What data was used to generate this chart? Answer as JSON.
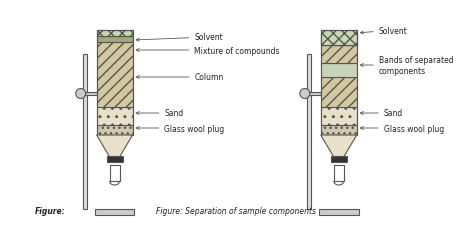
{
  "bg_color": "#f5f0e8",
  "col_color_hatch": "#d4c8a0",
  "sand_color": "#e8e0c8",
  "solvent_color": "#c8d8b0",
  "glass_wool_color": "#d0c8b0",
  "band1_color": "#b8c8d0",
  "band2_color": "#d0c0a0",
  "line_color": "#555555",
  "text_color": "#222222",
  "caption": "Figure: Separation of sample components",
  "left_labels": [
    "Solvent",
    "Mixture of compounds",
    "Column",
    "Sand",
    "Glass wool plug"
  ],
  "right_labels": [
    "Solvent",
    "Bands of separated\ncomponents",
    "Sand",
    "Glass wool plug"
  ]
}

# # #

▶ _Given problem_
Without the pictures, extract every entry verbatim.

▶ _Answer in full_
What data was used to generate this chart? Answer as JSON.
{
  "bg_color": "#f5f0e8",
  "col_color_hatch": "#d4c8a0",
  "sand_color": "#e8e0c8",
  "solvent_color": "#c8d8b0",
  "glass_wool_color": "#d0c8b0",
  "band1_color": "#b8c8d0",
  "band2_color": "#d0c0a0",
  "line_color": "#555555",
  "text_color": "#222222",
  "caption": "Figure: Separation of sample components",
  "left_labels": [
    "Solvent",
    "Mixture of compounds",
    "Column",
    "Sand",
    "Glass wool plug"
  ],
  "right_labels": [
    "Solvent",
    "Bands of separated\ncomponents",
    "Sand",
    "Glass wool plug"
  ]
}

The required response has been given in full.